Every line of the material below should be repeated exactly.

[Begin]

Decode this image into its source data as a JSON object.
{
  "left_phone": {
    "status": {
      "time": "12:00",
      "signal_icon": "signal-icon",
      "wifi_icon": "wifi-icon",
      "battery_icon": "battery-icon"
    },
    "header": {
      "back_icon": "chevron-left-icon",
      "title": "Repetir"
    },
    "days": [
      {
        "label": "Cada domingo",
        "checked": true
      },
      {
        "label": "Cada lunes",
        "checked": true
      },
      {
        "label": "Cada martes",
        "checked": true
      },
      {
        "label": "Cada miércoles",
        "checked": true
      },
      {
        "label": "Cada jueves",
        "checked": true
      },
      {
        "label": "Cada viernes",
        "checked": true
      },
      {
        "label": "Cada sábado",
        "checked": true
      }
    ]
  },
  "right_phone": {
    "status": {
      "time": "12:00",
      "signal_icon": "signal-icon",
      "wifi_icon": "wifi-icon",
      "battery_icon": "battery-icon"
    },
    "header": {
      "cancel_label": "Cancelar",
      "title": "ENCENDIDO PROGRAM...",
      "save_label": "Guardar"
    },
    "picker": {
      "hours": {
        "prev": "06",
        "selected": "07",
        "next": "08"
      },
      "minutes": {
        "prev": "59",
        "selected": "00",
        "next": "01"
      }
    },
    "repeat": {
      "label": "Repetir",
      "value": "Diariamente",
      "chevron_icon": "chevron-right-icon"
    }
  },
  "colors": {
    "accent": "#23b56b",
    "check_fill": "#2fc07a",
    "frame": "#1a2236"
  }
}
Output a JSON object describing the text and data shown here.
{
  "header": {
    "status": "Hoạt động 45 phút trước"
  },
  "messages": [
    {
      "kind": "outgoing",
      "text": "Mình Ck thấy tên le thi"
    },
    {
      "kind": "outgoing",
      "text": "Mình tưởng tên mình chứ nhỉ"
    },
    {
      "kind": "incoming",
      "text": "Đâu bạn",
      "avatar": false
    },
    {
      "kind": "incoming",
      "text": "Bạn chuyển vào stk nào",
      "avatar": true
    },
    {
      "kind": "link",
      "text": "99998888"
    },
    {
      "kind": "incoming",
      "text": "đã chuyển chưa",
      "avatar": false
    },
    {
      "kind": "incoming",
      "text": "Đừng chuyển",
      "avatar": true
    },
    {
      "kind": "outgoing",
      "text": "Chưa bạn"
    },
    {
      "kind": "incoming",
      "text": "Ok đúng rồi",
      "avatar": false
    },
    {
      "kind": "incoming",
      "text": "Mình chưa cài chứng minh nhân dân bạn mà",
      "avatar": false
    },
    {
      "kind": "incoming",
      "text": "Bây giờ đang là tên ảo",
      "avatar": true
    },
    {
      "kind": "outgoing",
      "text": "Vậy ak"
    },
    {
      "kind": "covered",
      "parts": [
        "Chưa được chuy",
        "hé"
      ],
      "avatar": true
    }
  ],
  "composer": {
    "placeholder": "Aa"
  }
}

[End]

Output
Decode this image into its source data as a JSON object.
{
  "left_phone": {
    "status": {
      "time": "12:00",
      "signal_icon": "signal-icon",
      "wifi_icon": "wifi-icon",
      "battery_icon": "battery-icon"
    },
    "header": {
      "back_icon": "chevron-left-icon",
      "title": "Repetir"
    },
    "days": [
      {
        "label": "Cada domingo",
        "checked": true
      },
      {
        "label": "Cada lunes",
        "checked": true
      },
      {
        "label": "Cada martes",
        "checked": true
      },
      {
        "label": "Cada miércoles",
        "checked": true
      },
      {
        "label": "Cada jueves",
        "checked": true
      },
      {
        "label": "Cada viernes",
        "checked": true
      },
      {
        "label": "Cada sábado",
        "checked": true
      }
    ]
  },
  "right_phone": {
    "status": {
      "time": "12:00",
      "signal_icon": "signal-icon",
      "wifi_icon": "wifi-icon",
      "battery_icon": "battery-icon"
    },
    "header": {
      "cancel_label": "Cancelar",
      "title": "ENCENDIDO PROGRAM...",
      "save_label": "Guardar"
    },
    "picker": {
      "hours": {
        "prev": "06",
        "selected": "07",
        "next": "08"
      },
      "minutes": {
        "prev": "59",
        "selected": "00",
        "next": "01"
      }
    },
    "repeat": {
      "label": "Repetir",
      "value": "Diariamente",
      "chevron_icon": "chevron-right-icon"
    }
  },
  "colors": {
    "accent": "#23b56b",
    "check_fill": "#2fc07a",
    "frame": "#1a2236"
  }
}
Output a JSON object describing the text and data shown here.
{
  "header": {
    "status": "Hoạt động 45 phút trước"
  },
  "messages": [
    {
      "kind": "outgoing",
      "text": "Mình Ck thấy tên le thi"
    },
    {
      "kind": "outgoing",
      "text": "Mình tưởng tên mình chứ nhỉ"
    },
    {
      "kind": "incoming",
      "text": "Đâu bạn",
      "avatar": false
    },
    {
      "kind": "incoming",
      "text": "Bạn chuyển vào stk nào",
      "avatar": true
    },
    {
      "kind": "link",
      "text": "99998888"
    },
    {
      "kind": "incoming",
      "text": "đã chuyển chưa",
      "avatar": false
    },
    {
      "kind": "incoming",
      "text": "Đừng chuyển",
      "avatar": true
    },
    {
      "kind": "outgoing",
      "text": "Chưa bạn"
    },
    {
      "kind": "incoming",
      "text": "Ok đúng rồi",
      "avatar": false
    },
    {
      "kind": "incoming",
      "text": "Mình chưa cài chứng minh nhân dân bạn mà",
      "avatar": false
    },
    {
      "kind": "incoming",
      "text": "Bây giờ đang là tên ảo",
      "avatar": true
    },
    {
      "kind": "outgoing",
      "text": "Vậy ak"
    },
    {
      "kind": "covered",
      "parts": [
        "Chưa được chuy",
        "hé"
      ],
      "avatar": true
    }
  ],
  "composer": {
    "placeholder": "Aa"
  }
}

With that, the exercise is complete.